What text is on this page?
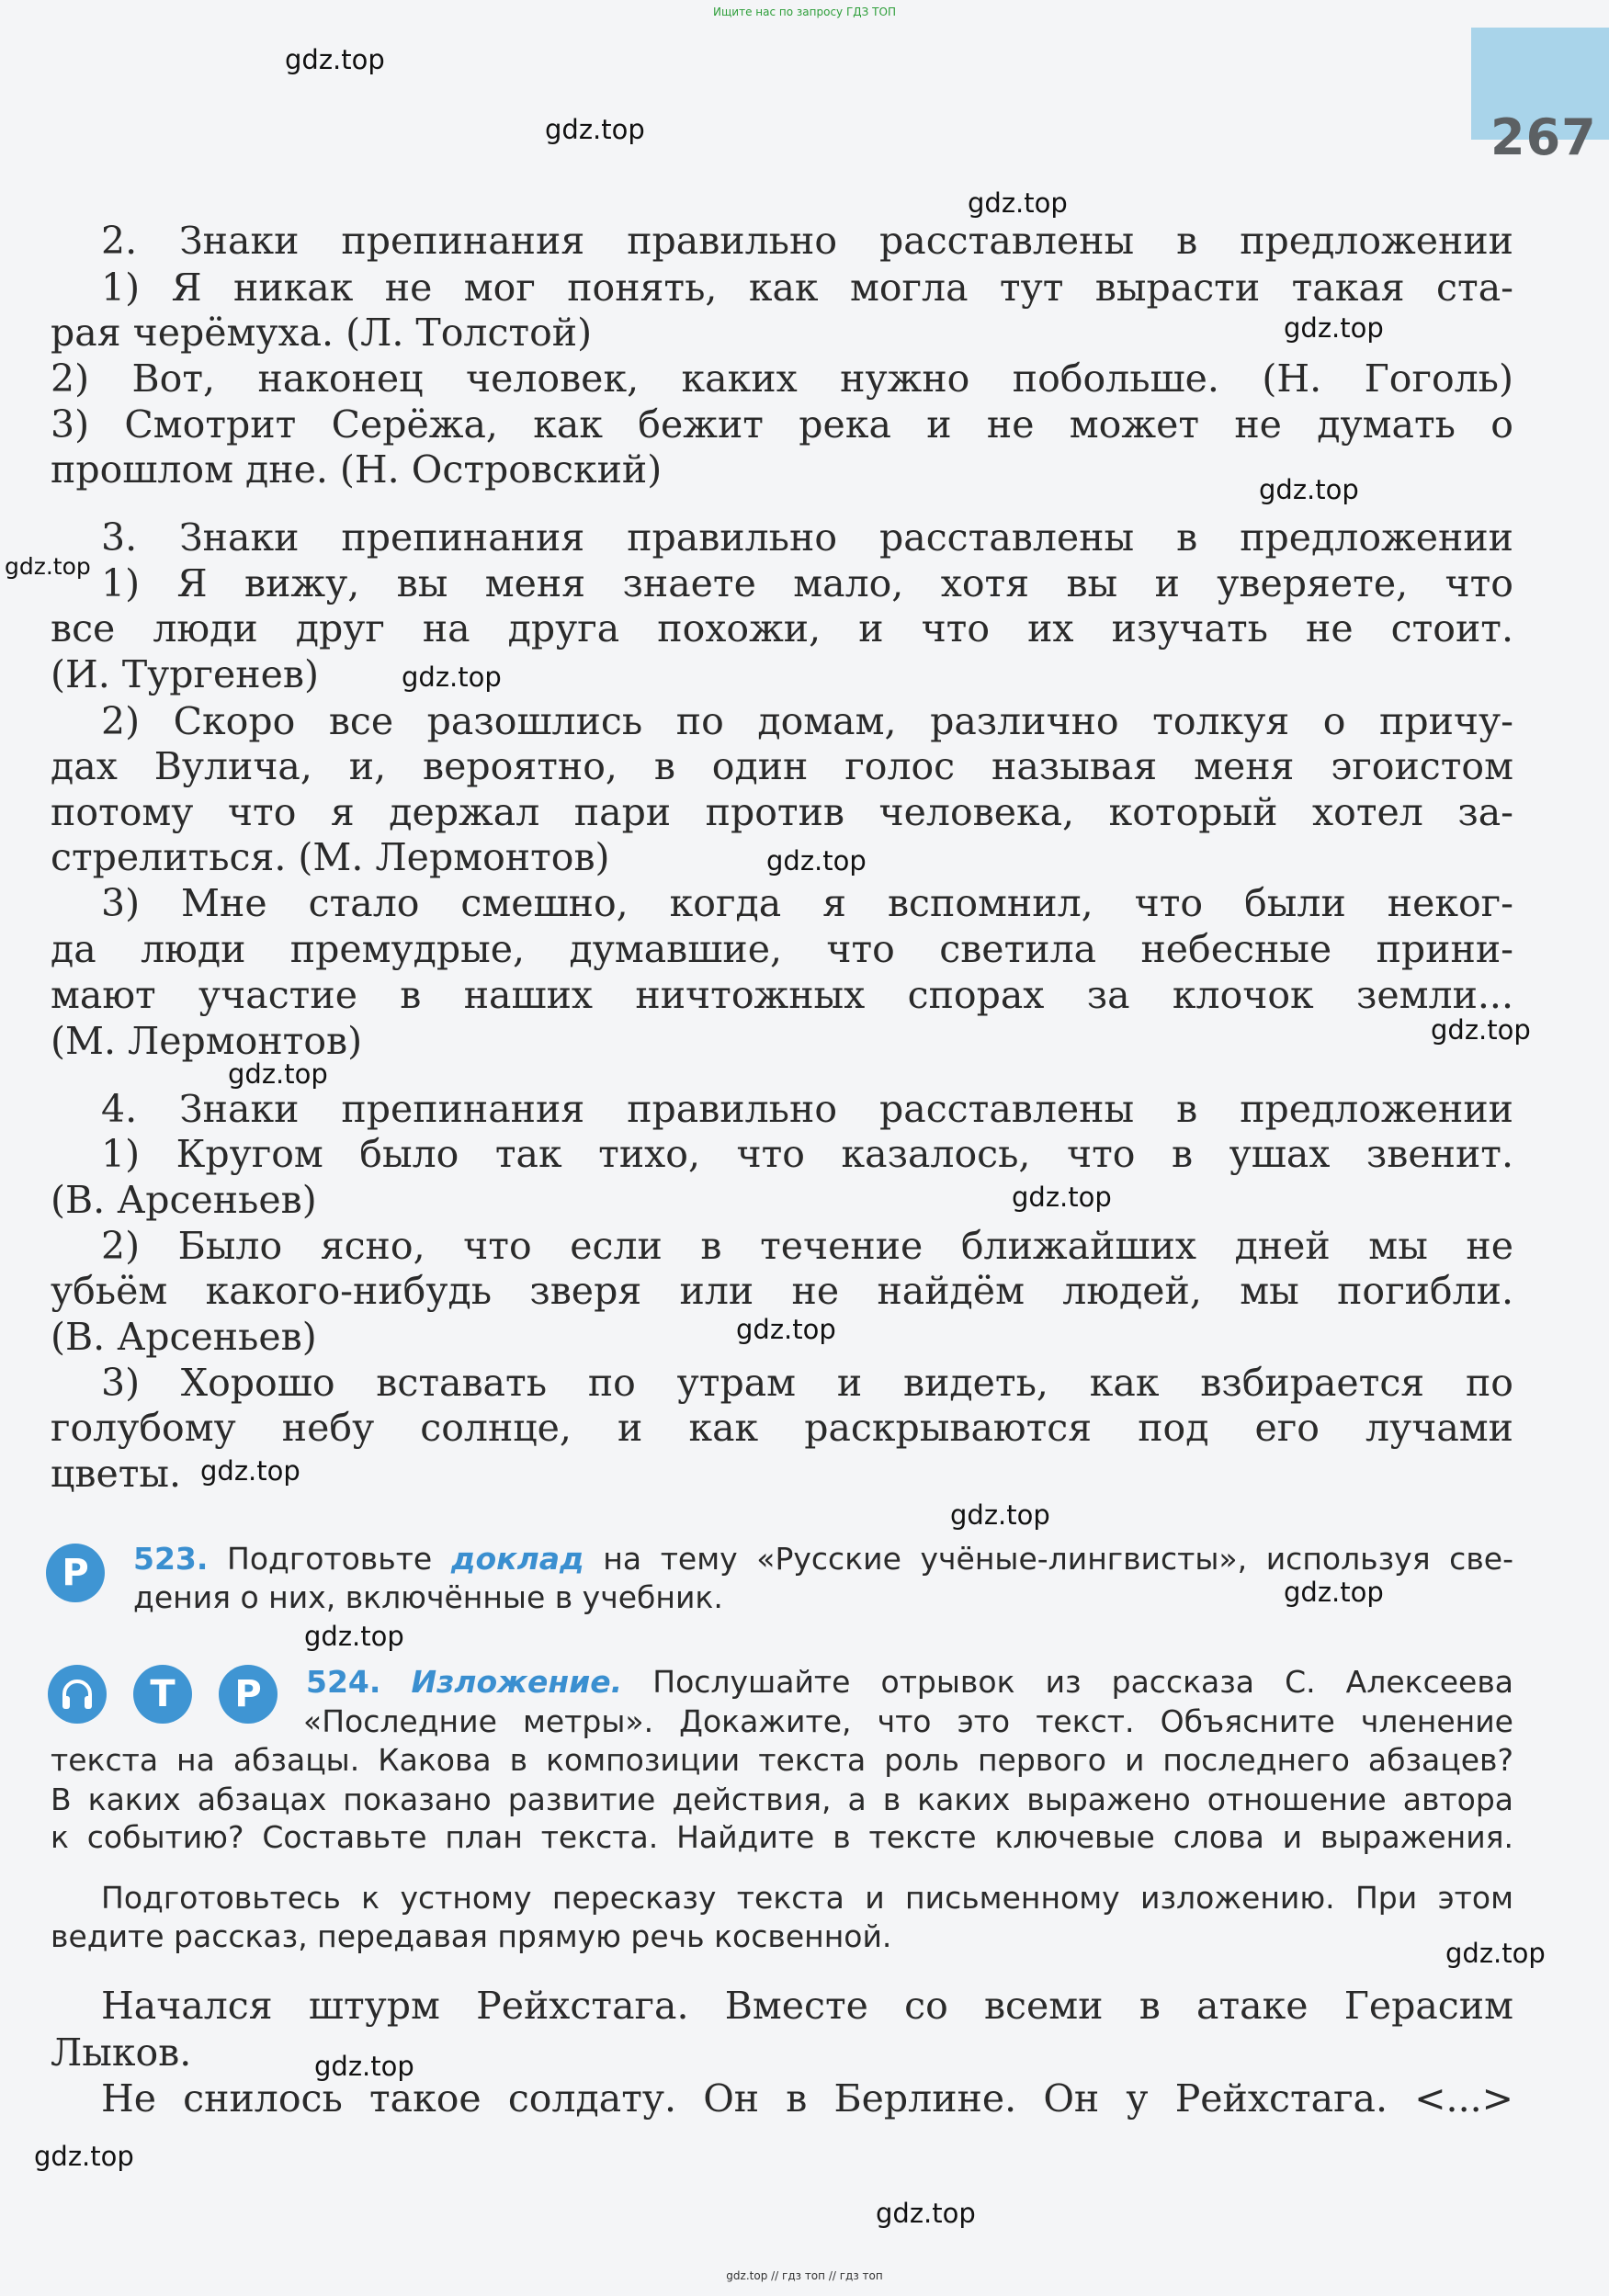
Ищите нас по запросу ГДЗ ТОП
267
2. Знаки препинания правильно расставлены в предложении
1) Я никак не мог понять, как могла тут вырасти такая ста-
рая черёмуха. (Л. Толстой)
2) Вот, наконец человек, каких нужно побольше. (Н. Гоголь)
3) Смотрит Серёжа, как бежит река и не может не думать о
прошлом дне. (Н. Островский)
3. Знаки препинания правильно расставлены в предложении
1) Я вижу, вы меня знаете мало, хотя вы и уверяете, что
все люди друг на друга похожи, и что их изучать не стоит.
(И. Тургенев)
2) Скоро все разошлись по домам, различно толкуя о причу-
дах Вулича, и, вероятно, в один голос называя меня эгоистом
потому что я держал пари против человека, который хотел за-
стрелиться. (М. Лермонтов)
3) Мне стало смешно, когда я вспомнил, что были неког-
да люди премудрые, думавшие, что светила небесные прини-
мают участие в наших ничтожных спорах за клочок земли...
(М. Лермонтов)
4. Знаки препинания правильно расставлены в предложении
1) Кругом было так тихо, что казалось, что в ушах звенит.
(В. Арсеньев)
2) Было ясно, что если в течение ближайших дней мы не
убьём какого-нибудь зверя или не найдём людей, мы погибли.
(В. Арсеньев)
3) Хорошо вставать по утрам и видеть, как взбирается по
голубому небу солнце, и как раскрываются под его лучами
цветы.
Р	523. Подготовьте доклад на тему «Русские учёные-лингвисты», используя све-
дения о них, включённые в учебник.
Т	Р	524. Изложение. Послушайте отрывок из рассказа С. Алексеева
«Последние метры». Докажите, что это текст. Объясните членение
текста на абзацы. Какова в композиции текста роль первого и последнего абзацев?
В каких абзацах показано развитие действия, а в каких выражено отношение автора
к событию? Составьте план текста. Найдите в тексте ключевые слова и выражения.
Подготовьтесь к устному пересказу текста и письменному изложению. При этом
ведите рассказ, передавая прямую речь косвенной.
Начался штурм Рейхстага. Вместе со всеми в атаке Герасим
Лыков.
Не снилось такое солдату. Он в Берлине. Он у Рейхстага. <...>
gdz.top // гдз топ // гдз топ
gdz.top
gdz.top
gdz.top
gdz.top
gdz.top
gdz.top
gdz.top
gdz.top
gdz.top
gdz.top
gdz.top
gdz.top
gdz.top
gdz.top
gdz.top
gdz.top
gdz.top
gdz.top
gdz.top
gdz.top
━━━━━━━━━━━━━━━━
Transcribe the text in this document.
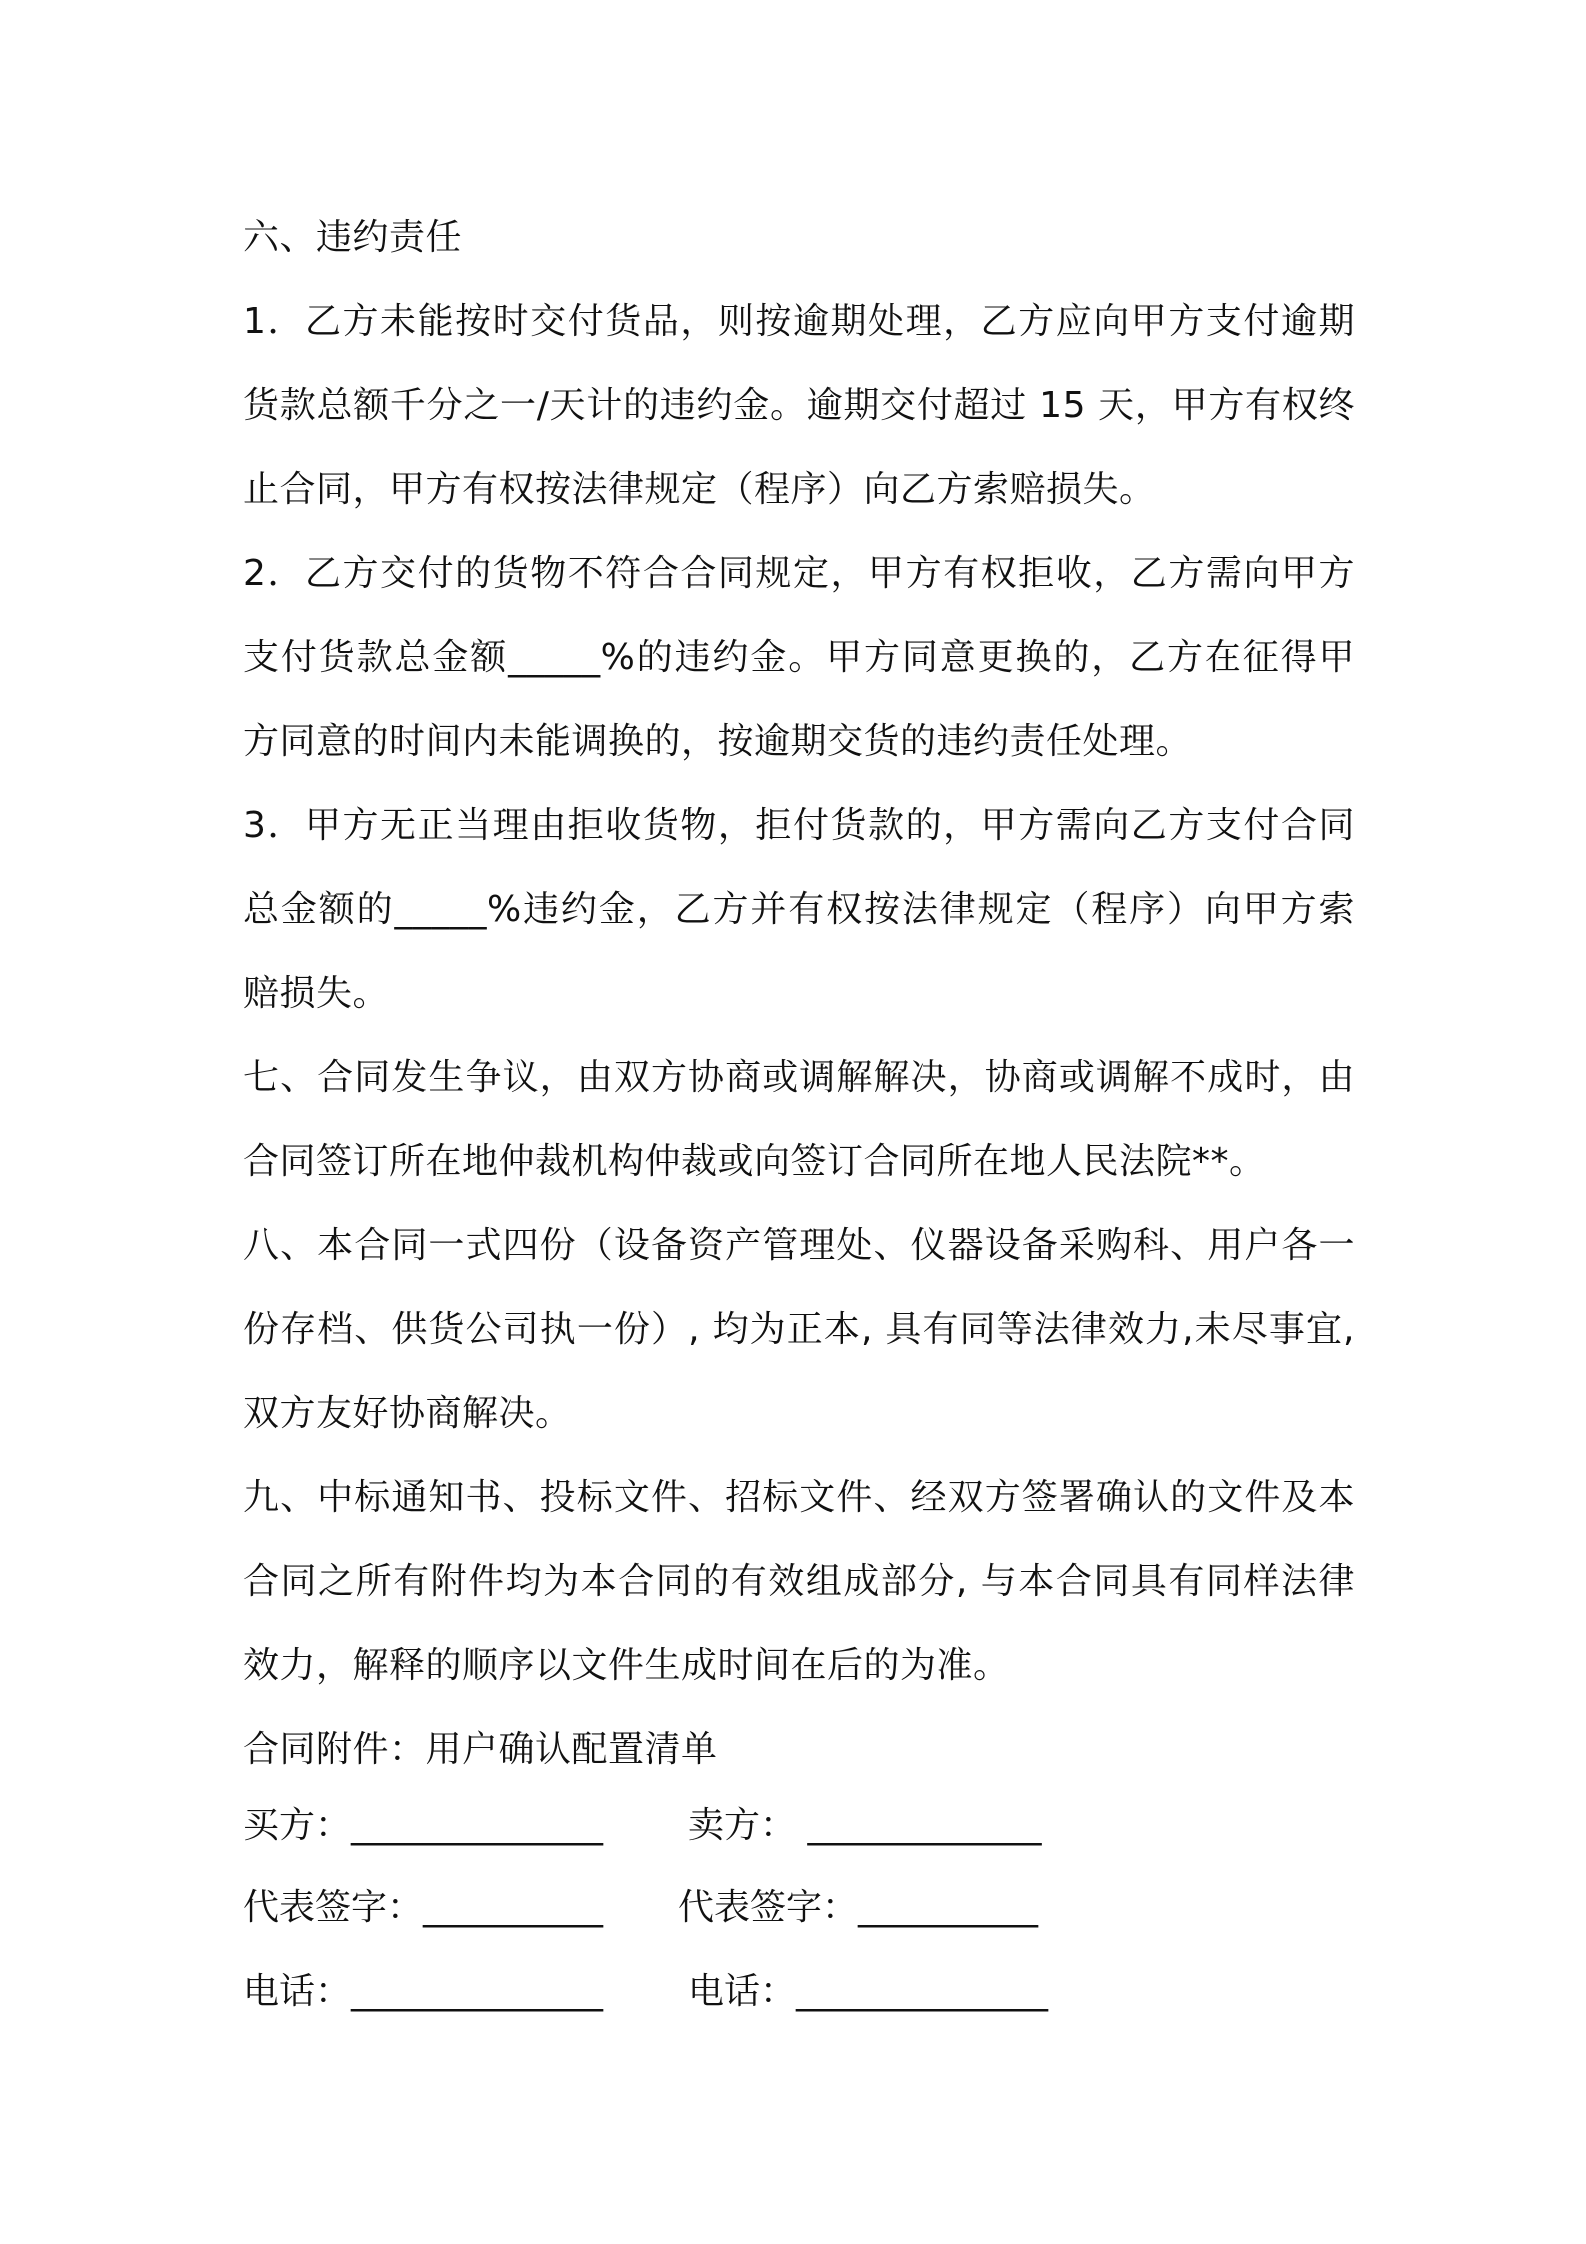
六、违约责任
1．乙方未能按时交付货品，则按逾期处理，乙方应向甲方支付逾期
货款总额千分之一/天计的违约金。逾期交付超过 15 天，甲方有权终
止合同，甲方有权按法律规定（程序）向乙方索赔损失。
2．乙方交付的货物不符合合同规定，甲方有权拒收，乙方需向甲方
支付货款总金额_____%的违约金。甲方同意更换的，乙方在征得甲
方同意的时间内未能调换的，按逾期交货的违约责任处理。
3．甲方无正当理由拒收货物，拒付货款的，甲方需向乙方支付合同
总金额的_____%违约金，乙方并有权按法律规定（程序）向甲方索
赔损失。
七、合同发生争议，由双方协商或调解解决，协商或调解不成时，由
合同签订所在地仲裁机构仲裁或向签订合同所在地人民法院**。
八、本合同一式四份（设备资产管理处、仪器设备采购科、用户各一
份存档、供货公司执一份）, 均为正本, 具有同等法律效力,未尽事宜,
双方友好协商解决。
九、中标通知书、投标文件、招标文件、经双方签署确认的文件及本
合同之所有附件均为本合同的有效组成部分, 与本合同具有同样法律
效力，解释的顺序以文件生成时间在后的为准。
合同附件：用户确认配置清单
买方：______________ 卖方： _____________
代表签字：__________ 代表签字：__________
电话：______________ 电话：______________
━━━━━━━━━━━━━━━━
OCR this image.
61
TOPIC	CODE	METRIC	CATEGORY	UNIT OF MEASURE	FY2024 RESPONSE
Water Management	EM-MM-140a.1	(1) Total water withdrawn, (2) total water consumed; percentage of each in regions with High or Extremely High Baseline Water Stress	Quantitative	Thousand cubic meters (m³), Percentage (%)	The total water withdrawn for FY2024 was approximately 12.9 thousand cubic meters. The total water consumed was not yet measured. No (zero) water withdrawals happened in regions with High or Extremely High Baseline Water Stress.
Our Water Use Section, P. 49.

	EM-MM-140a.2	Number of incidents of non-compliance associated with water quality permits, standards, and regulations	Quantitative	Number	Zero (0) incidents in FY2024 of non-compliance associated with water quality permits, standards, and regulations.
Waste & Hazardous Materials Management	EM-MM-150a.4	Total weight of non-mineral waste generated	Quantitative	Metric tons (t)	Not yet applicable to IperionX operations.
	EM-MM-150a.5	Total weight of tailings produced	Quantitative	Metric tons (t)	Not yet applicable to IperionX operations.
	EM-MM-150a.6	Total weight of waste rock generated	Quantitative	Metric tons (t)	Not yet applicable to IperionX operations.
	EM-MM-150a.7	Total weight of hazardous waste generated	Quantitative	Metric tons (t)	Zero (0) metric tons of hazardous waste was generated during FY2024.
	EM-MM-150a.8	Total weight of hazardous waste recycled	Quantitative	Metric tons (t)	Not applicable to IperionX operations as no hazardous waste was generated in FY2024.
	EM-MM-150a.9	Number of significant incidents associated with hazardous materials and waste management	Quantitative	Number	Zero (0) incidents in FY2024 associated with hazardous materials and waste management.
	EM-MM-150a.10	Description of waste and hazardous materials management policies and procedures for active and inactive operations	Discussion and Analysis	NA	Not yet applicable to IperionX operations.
━━━━━━━━━━━━━━━━
*Task to complete*: Each line above that holds the string "Знаки" should be copied and shown.

*Answer to the problem*:
2. Знаки препинания правильно расставлены в предложении
3. Знаки препинания правильно расставлены в предложении
4. Знаки препинания правильно расставлены в предложении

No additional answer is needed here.